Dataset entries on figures
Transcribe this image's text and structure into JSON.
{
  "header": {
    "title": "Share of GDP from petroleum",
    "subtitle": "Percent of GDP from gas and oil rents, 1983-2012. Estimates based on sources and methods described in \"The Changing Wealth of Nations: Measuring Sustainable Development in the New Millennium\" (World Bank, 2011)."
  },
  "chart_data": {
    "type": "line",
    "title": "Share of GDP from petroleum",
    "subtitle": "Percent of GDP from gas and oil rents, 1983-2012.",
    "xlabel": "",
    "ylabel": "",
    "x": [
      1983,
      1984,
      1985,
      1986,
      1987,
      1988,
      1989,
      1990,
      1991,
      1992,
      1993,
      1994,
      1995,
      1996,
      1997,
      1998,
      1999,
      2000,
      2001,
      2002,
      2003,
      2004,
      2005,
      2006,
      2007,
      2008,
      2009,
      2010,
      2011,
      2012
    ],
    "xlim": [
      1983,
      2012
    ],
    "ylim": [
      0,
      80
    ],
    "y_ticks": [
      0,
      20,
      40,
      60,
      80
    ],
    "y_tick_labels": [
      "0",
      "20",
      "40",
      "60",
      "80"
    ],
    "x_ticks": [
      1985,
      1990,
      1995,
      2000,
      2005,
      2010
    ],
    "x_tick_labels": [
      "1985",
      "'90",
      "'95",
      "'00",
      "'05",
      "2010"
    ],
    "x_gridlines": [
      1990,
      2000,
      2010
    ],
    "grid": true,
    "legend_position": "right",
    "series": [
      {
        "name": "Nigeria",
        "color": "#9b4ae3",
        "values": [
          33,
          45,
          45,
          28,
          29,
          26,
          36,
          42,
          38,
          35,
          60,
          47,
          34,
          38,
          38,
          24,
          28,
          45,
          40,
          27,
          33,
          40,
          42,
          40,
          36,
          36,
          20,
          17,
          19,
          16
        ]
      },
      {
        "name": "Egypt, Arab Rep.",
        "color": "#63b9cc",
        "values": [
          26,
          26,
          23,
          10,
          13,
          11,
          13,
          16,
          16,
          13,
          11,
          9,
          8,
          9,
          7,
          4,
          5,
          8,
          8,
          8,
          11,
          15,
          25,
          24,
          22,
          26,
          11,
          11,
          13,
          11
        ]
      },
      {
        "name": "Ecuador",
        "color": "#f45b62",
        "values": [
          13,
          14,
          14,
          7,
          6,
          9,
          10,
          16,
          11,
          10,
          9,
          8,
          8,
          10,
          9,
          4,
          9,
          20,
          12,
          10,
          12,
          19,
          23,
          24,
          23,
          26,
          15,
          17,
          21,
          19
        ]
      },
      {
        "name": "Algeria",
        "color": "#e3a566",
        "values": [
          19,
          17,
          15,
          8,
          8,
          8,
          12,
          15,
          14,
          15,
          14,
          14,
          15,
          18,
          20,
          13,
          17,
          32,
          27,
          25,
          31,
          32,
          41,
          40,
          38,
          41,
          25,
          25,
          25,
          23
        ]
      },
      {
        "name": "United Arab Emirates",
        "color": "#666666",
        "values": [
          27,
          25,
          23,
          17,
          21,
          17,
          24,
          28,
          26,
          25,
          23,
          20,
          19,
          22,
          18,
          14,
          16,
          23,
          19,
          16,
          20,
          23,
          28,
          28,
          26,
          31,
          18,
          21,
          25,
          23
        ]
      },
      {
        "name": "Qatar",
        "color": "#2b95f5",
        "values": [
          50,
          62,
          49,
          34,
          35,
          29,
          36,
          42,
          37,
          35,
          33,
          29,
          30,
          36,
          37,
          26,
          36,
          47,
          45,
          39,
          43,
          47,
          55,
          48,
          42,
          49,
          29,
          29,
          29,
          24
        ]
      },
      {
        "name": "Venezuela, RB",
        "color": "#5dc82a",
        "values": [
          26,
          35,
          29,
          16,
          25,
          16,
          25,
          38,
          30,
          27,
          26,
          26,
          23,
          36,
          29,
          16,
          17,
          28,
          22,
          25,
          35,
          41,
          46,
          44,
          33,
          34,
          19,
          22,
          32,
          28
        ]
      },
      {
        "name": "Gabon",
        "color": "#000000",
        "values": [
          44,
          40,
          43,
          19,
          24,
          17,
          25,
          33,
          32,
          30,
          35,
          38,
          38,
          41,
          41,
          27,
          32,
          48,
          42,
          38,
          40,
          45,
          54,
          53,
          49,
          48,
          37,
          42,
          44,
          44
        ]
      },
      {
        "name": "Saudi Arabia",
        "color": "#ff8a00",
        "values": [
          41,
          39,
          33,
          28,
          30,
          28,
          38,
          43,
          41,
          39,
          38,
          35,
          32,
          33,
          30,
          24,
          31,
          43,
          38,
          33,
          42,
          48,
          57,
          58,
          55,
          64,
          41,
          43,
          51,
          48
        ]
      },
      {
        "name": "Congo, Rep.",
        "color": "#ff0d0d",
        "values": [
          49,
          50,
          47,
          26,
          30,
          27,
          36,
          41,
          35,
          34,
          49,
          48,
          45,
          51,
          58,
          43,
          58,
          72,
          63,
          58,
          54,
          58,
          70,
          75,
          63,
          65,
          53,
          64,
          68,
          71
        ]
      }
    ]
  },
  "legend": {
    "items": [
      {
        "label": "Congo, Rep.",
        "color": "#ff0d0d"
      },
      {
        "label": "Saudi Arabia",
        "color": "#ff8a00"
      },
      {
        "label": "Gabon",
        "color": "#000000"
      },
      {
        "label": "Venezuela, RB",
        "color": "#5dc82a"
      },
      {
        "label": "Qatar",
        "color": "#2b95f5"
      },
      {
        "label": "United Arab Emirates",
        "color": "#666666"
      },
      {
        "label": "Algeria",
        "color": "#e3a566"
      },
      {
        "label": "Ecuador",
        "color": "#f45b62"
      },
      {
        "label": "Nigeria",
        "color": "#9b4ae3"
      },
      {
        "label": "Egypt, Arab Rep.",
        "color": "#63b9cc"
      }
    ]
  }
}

» What to do: The word "Emirates" may appear on some lines. Report how many lines hold it, giving the number alone.

» Worked answer: 2